Begin

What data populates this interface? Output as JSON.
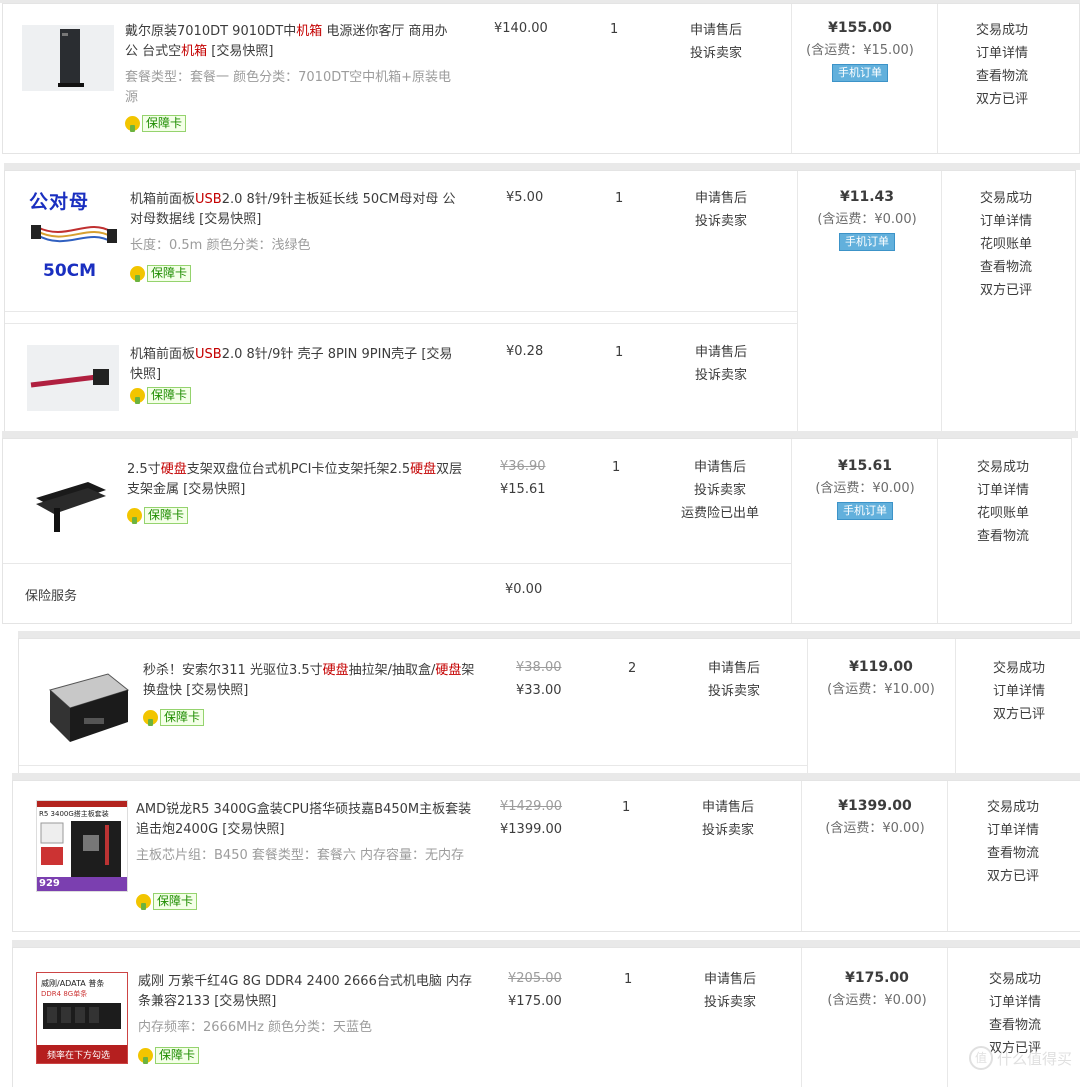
{
  "common": {
    "snapshot": "[交易快照]",
    "badge": "保障卡",
    "mobile_order": "手机订单"
  },
  "orders": [
    {
      "title_parts": [
        "戴尔原装7010DT 9010DT中",
        "机箱",
        " 电源迷你客厅 商用办公 台式空",
        "机箱",
        " "
      ],
      "attrs": "套餐类型：套餐一  颜色分类：7010DT空中机箱+原装电源",
      "price": "¥140.00",
      "qty": "1",
      "ops": [
        "申请售后",
        "投诉卖家"
      ],
      "total": "¥155.00",
      "shipping": "(含运费：¥15.00)",
      "status": [
        "交易成功",
        "订单详情",
        "查看物流",
        "双方已评"
      ]
    },
    {
      "title_parts": [
        "机箱前面板",
        "USB",
        "2.0 8针/9针主板延长线 50CM母对母 公对母数据线 "
      ],
      "attrs": "长度：0.5m  颜色分类：浅绿色",
      "thumb_text_top": "公对母",
      "thumb_text_bottom": "50CM",
      "price": "¥5.00",
      "qty": "1",
      "ops": [
        "申请售后",
        "投诉卖家"
      ],
      "total": "¥11.43",
      "shipping": "(含运费：¥0.00)",
      "status": [
        "交易成功",
        "订单详情",
        "花呗账单",
        "查看物流",
        "双方已评"
      ],
      "item2": {
        "title_parts": [
          "机箱前面板",
          "USB",
          "2.0 8针/9针 壳子 8PIN 9PIN壳子 "
        ],
        "price": "¥0.28",
        "qty": "1",
        "ops": [
          "申请售后",
          "投诉卖家"
        ]
      }
    },
    {
      "title_parts": [
        "2.5寸",
        "硬盘",
        "支架双盘位台式机PCI卡位支架托架2.5",
        "硬盘",
        "双层支架金属 "
      ],
      "price_orig": "¥36.90",
      "price": "¥15.61",
      "qty": "1",
      "ops": [
        "申请售后",
        "投诉卖家",
        "运费险已出单"
      ],
      "total": "¥15.61",
      "shipping": "(含运费：¥0.00)",
      "status": [
        "交易成功",
        "订单详情",
        "花呗账单",
        "查看物流"
      ],
      "insurance_label": "保险服务",
      "insurance_price": "¥0.00"
    },
    {
      "title_parts": [
        "秒杀！安索尔311 光驱位3.5寸",
        "硬盘",
        "抽拉架/抽取盒/",
        "硬盘",
        "架 换盘快 "
      ],
      "price_orig": "¥38.00",
      "price": "¥33.00",
      "qty": "2",
      "ops": [
        "申请售后",
        "投诉卖家"
      ],
      "total": "¥119.00",
      "shipping": "(含运费：¥10.00)",
      "status": [
        "交易成功",
        "订单详情",
        "双方已评"
      ]
    },
    {
      "title_parts": [
        "AMD锐龙R5 3400G盒装CPU搭华硕技嘉B450M主板套装 追击炮2400G "
      ],
      "attrs": "主板芯片组：B450  套餐类型：套餐六  内存容量：无内存",
      "thumb_text_top": "R5 3400G搭主板套装",
      "thumb_text_bottom": "929",
      "price_orig": "¥1429.00",
      "price": "¥1399.00",
      "qty": "1",
      "ops": [
        "申请售后",
        "投诉卖家"
      ],
      "total": "¥1399.00",
      "shipping": "(含运费：¥0.00)",
      "status": [
        "交易成功",
        "订单详情",
        "查看物流",
        "双方已评"
      ]
    },
    {
      "title_parts": [
        "威刚 万紫千红4G 8G DDR4 2400 2666台式机电脑 内存条兼容2133 "
      ],
      "attrs": "内存频率：2666MHz  颜色分类：天蓝色",
      "thumb_text_top": "威刚/ADATA 普条",
      "thumb_text_mid": "DDR4 8G单条",
      "thumb_text_bottom": "频率在下方勾选",
      "price_orig": "¥205.00",
      "price": "¥175.00",
      "qty": "1",
      "ops": [
        "申请售后",
        "投诉卖家"
      ],
      "total": "¥175.00",
      "shipping": "(含运费：¥0.00)",
      "status": [
        "交易成功",
        "订单详情",
        "查看物流",
        "双方已评"
      ]
    }
  ],
  "watermark": {
    "icon": "值",
    "text": "什么值得买"
  }
}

End

▶ _Objective_: Write out all the entries again, word for word, and print no images.

▶ _Answer below_:
What data populates this interface? Output as JSON.
{
  "common": {
    "snapshot": "[交易快照]",
    "badge": "保障卡",
    "mobile_order": "手机订单"
  },
  "orders": [
    {
      "title_parts": [
        "戴尔原装7010DT 9010DT中",
        "机箱",
        " 电源迷你客厅 商用办公 台式空",
        "机箱",
        " "
      ],
      "attrs": "套餐类型：套餐一  颜色分类：7010DT空中机箱+原装电源",
      "price": "¥140.00",
      "qty": "1",
      "ops": [
        "申请售后",
        "投诉卖家"
      ],
      "total": "¥155.00",
      "shipping": "(含运费：¥15.00)",
      "status": [
        "交易成功",
        "订单详情",
        "查看物流",
        "双方已评"
      ]
    },
    {
      "title_parts": [
        "机箱前面板",
        "USB",
        "2.0 8针/9针主板延长线 50CM母对母 公对母数据线 "
      ],
      "attrs": "长度：0.5m  颜色分类：浅绿色",
      "thumb_text_top": "公对母",
      "thumb_text_bottom": "50CM",
      "price": "¥5.00",
      "qty": "1",
      "ops": [
        "申请售后",
        "投诉卖家"
      ],
      "total": "¥11.43",
      "shipping": "(含运费：¥0.00)",
      "status": [
        "交易成功",
        "订单详情",
        "花呗账单",
        "查看物流",
        "双方已评"
      ],
      "item2": {
        "title_parts": [
          "机箱前面板",
          "USB",
          "2.0 8针/9针 壳子 8PIN 9PIN壳子 "
        ],
        "price": "¥0.28",
        "qty": "1",
        "ops": [
          "申请售后",
          "投诉卖家"
        ]
      }
    },
    {
      "title_parts": [
        "2.5寸",
        "硬盘",
        "支架双盘位台式机PCI卡位支架托架2.5",
        "硬盘",
        "双层支架金属 "
      ],
      "price_orig": "¥36.90",
      "price": "¥15.61",
      "qty": "1",
      "ops": [
        "申请售后",
        "投诉卖家",
        "运费险已出单"
      ],
      "total": "¥15.61",
      "shipping": "(含运费：¥0.00)",
      "status": [
        "交易成功",
        "订单详情",
        "花呗账单",
        "查看物流"
      ],
      "insurance_label": "保险服务",
      "insurance_price": "¥0.00"
    },
    {
      "title_parts": [
        "秒杀！安索尔311 光驱位3.5寸",
        "硬盘",
        "抽拉架/抽取盒/",
        "硬盘",
        "架 换盘快 "
      ],
      "price_orig": "¥38.00",
      "price": "¥33.00",
      "qty": "2",
      "ops": [
        "申请售后",
        "投诉卖家"
      ],
      "total": "¥119.00",
      "shipping": "(含运费：¥10.00)",
      "status": [
        "交易成功",
        "订单详情",
        "双方已评"
      ]
    },
    {
      "title_parts": [
        "AMD锐龙R5 3400G盒装CPU搭华硕技嘉B450M主板套装 追击炮2400G "
      ],
      "attrs": "主板芯片组：B450  套餐类型：套餐六  内存容量：无内存",
      "thumb_text_top": "R5 3400G搭主板套装",
      "thumb_text_bottom": "929",
      "price_orig": "¥1429.00",
      "price": "¥1399.00",
      "qty": "1",
      "ops": [
        "申请售后",
        "投诉卖家"
      ],
      "total": "¥1399.00",
      "shipping": "(含运费：¥0.00)",
      "status": [
        "交易成功",
        "订单详情",
        "查看物流",
        "双方已评"
      ]
    },
    {
      "title_parts": [
        "威刚 万紫千红4G 8G DDR4 2400 2666台式机电脑 内存条兼容2133 "
      ],
      "attrs": "内存频率：2666MHz  颜色分类：天蓝色",
      "thumb_text_top": "威刚/ADATA 普条",
      "thumb_text_mid": "DDR4 8G单条",
      "thumb_text_bottom": "频率在下方勾选",
      "price_orig": "¥205.00",
      "price": "¥175.00",
      "qty": "1",
      "ops": [
        "申请售后",
        "投诉卖家"
      ],
      "total": "¥175.00",
      "shipping": "(含运费：¥0.00)",
      "status": [
        "交易成功",
        "订单详情",
        "查看物流",
        "双方已评"
      ]
    }
  ],
  "watermark": {
    "icon": "值",
    "text": "什么值得买"
  }
}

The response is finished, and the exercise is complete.